Task directions>
Render every line of the records below as a JSON list of strings, one string per line, with blank lines omitted. Leave the pictures out of the answer.

Task material>
+++

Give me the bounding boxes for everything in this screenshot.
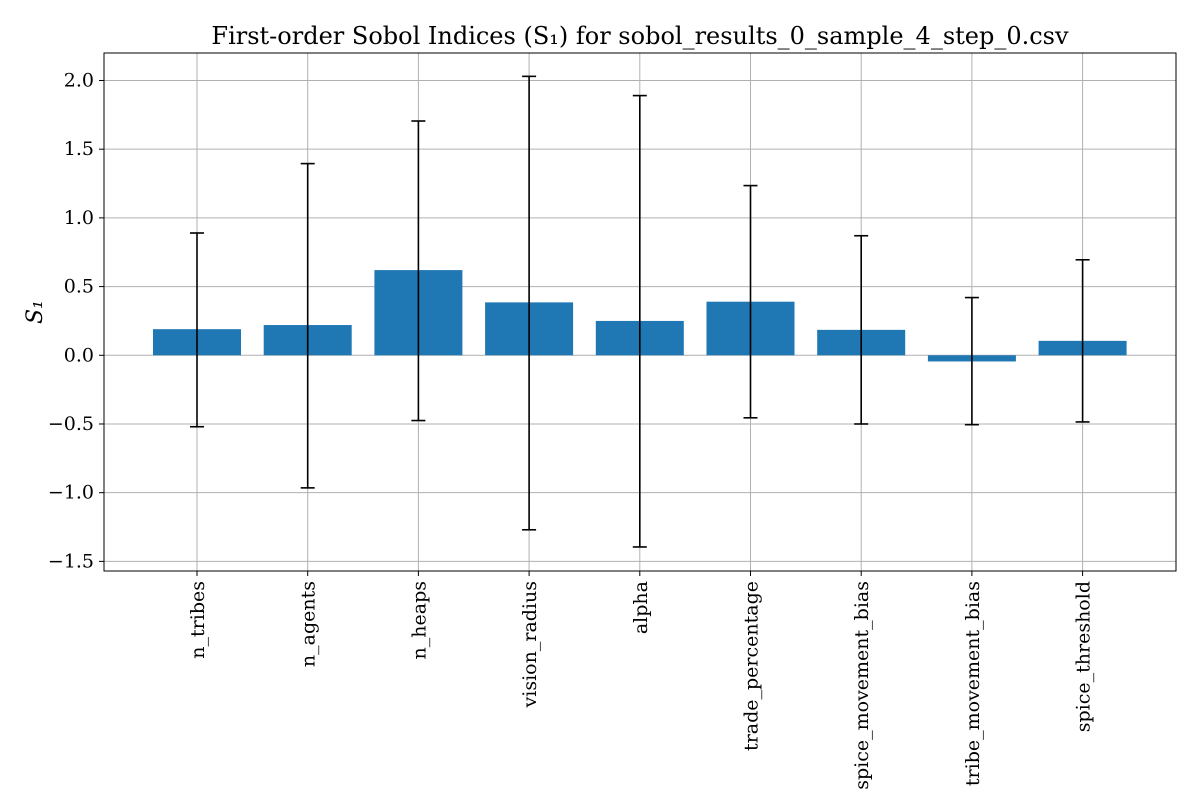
x-tick-label: n_tribes xyxy=(187,581,209,659)
y-tick-label: −1.0 xyxy=(48,482,94,504)
y-tick-label: −0.5 xyxy=(48,413,94,435)
x-tick-label: n_agents xyxy=(298,581,320,667)
x-tick-label: n_heaps xyxy=(408,581,430,659)
x-tick-label: vision_radius xyxy=(519,581,541,708)
y-tick-label: 0.0 xyxy=(64,344,94,366)
y-tick-label: 1.0 xyxy=(64,207,94,229)
x-tick-label: spice_threshold xyxy=(1073,581,1095,732)
x-tick-label: alpha xyxy=(630,581,652,634)
y-tick-label: 0.5 xyxy=(64,276,94,298)
y-axis-label: S₁ xyxy=(23,300,48,324)
y-tick-label: 1.5 xyxy=(64,138,94,160)
x-axis: n_tribes n_agents n_heaps vision_radius alph… xyxy=(187,571,1095,790)
y-tick-label: 2.0 xyxy=(64,69,94,91)
x-tick-label: trade_percentage xyxy=(741,581,763,751)
error-bar-layer xyxy=(190,76,1090,547)
y-tick-label: −1.5 xyxy=(48,550,94,572)
x-tick-label: tribe_movement_bias xyxy=(962,581,984,786)
x-tick-label: spice_movement_bias xyxy=(851,581,873,790)
y-axis: −1.5 −1.0 −0.5 0.0 0.5 1.0 1.5 2.0 xyxy=(48,69,104,572)
chart-title: First-order Sobol Indices (S₁) for sobol… xyxy=(211,22,1069,50)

+++

Answer to the problem>
[
  "Give me the bounding boxes for everything in this screenshot.",
  "x-tick-label: n_tribes xyxy=(187,581,209,659)",
  "y-tick-label: −1.0 xyxy=(48,482,94,504)",
  "y-tick-label: −0.5 xyxy=(48,413,94,435)",
  "x-tick-label: n_agents xyxy=(298,581,320,667)",
  "x-tick-label: n_heaps xyxy=(408,581,430,659)",
  "x-tick-label: vision_radius xyxy=(519,581,541,708)",
  "y-tick-label: 0.0 xyxy=(64,344,94,366)",
  "y-tick-label: 1.0 xyxy=(64,207,94,229)",
  "x-tick-label: spice_threshold xyxy=(1073,581,1095,732)",
  "x-tick-label: alpha xyxy=(630,581,652,634)",
  "y-tick-label: 0.5 xyxy=(64,276,94,298)",
  "y-axis-label: S₁ xyxy=(23,300,48,324)",
  "y-tick-label: 1.5 xyxy=(64,138,94,160)",
  "x-axis: n_tribes n_agents n_heaps vision_radius alph… xyxy=(187,571,1095,790)",
  "y-tick-label: 2.0 xyxy=(64,69,94,91)",
  "x-tick-label: trade_percentage xyxy=(741,581,763,751)",
  "error-bar-layer xyxy=(190,76,1090,547)",
  "y-tick-label: −1.5 xyxy=(48,550,94,572)",
  "x-tick-label: tribe_movement_bias xyxy=(962,581,984,786)",
  "x-tick-label: spice_movement_bias xyxy=(851,581,873,790)",
  "y-axis: −1.5 −1.0 −0.5 0.0 0.5 1.0 1.5 2.0 xyxy=(48,69,104,572)",
  "chart-title: First-order Sobol Indices (S₁) for sobol… xyxy=(211,22,1069,50)"
]